▶ Your instructions
Change "bounding box" to "enclosing box" in the part that runs from the start of the records through the line containing "x-tick-label-2005: 2005 xyxy=(144,540,238,587)", and give that part again with nothing else altered.

▶ Records
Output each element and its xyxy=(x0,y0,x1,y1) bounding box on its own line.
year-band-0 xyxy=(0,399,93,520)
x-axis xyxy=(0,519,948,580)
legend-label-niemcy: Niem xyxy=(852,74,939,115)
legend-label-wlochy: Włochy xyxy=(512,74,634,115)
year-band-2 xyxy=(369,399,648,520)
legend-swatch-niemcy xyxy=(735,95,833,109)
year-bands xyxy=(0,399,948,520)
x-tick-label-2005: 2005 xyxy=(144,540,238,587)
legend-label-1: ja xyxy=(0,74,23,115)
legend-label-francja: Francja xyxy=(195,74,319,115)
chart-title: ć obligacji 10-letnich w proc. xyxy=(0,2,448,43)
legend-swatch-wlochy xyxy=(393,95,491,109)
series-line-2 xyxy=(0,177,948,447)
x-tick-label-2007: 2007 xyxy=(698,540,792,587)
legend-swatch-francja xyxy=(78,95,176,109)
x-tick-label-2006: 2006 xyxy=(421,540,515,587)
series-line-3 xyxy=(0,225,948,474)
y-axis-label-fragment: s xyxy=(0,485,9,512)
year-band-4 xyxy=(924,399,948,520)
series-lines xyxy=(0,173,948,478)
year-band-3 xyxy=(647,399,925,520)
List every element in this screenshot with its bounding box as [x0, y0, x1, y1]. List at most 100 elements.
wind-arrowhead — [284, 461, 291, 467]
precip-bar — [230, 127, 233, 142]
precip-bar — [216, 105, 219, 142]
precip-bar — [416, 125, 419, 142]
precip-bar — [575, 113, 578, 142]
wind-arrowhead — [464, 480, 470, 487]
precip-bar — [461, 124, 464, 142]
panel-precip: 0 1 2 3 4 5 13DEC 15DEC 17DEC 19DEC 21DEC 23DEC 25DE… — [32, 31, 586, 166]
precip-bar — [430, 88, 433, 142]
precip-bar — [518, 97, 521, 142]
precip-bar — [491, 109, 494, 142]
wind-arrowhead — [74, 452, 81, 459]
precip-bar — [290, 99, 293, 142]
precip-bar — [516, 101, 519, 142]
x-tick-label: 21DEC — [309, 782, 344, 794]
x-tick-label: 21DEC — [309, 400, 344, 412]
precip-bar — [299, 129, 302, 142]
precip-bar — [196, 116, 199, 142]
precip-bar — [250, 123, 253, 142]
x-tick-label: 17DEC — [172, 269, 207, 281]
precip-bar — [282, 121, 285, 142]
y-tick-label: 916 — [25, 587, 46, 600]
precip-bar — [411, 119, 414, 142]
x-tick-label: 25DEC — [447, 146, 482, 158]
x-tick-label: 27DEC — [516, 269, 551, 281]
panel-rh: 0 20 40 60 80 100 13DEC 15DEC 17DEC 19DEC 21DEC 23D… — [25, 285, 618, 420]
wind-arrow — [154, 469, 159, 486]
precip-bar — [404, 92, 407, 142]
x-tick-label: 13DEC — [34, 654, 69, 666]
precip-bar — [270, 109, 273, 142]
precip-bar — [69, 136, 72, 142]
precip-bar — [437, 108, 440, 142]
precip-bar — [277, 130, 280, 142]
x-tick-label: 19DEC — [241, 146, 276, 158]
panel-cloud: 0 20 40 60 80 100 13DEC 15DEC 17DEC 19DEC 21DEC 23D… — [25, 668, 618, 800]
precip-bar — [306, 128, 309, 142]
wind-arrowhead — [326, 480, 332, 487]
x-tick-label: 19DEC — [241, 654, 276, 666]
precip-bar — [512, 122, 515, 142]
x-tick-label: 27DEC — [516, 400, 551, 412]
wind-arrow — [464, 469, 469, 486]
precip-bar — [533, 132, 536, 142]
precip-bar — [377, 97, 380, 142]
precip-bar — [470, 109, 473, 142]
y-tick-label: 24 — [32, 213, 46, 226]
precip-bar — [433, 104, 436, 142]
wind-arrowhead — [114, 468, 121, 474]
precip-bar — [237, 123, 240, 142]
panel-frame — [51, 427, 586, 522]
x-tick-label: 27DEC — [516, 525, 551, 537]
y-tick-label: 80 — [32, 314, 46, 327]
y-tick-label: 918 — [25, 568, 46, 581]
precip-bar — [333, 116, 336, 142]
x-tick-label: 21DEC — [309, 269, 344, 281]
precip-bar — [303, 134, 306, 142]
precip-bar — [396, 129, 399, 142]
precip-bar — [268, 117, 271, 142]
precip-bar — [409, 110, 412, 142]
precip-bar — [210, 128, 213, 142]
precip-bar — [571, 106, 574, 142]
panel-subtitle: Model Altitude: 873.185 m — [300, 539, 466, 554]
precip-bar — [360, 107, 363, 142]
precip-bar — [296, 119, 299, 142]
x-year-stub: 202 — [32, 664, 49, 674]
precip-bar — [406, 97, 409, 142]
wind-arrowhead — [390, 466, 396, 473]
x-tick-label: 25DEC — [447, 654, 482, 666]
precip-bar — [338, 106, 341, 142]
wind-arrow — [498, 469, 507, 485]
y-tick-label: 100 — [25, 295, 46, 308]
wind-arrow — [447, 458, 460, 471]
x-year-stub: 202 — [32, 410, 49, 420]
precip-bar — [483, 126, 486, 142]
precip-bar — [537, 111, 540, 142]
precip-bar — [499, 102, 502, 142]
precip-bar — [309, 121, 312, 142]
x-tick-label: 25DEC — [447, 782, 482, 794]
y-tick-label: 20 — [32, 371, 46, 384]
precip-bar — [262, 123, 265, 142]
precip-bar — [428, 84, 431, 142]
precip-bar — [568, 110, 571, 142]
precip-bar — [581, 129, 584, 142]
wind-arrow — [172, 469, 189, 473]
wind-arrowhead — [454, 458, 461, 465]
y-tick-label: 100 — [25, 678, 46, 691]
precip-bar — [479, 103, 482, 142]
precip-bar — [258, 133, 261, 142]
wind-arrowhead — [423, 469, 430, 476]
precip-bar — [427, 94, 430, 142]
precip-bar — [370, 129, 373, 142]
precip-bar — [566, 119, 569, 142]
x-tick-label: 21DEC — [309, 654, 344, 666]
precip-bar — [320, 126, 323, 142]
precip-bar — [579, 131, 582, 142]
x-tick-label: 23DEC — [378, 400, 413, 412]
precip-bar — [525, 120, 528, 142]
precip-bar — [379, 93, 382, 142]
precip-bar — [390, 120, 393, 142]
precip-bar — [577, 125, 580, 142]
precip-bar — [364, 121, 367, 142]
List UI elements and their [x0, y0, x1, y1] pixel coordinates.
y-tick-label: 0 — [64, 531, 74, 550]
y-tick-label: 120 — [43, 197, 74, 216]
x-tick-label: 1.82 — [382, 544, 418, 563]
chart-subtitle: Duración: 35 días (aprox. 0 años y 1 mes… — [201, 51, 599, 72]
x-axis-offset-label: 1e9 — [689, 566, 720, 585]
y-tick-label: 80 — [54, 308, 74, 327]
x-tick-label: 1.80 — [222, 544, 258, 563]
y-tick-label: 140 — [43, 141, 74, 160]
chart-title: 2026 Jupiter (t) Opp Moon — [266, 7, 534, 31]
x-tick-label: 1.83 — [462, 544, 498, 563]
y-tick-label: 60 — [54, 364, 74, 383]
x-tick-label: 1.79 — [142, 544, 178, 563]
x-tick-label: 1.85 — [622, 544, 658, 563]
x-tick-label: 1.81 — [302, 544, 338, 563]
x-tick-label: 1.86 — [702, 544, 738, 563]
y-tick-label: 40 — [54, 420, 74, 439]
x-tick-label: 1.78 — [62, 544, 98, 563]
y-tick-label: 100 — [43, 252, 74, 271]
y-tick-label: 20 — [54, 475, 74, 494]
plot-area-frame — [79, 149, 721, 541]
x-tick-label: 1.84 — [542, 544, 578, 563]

▶ Output below
Output each element and its xyxy=(x0,y0,x1,y1) enclosing box on its own line.
year-band-0 xyxy=(0,399,93,520)
x-axis xyxy=(0,519,948,580)
legend-label-niemcy: Niem xyxy=(852,74,939,115)
legend-label-wlochy: Włochy xyxy=(512,74,634,115)
year-band-2 xyxy=(369,399,648,520)
legend-swatch-niemcy xyxy=(735,95,833,109)
year-bands xyxy=(0,399,948,520)
x-tick-label-2005: 2005 xyxy=(144,540,238,587)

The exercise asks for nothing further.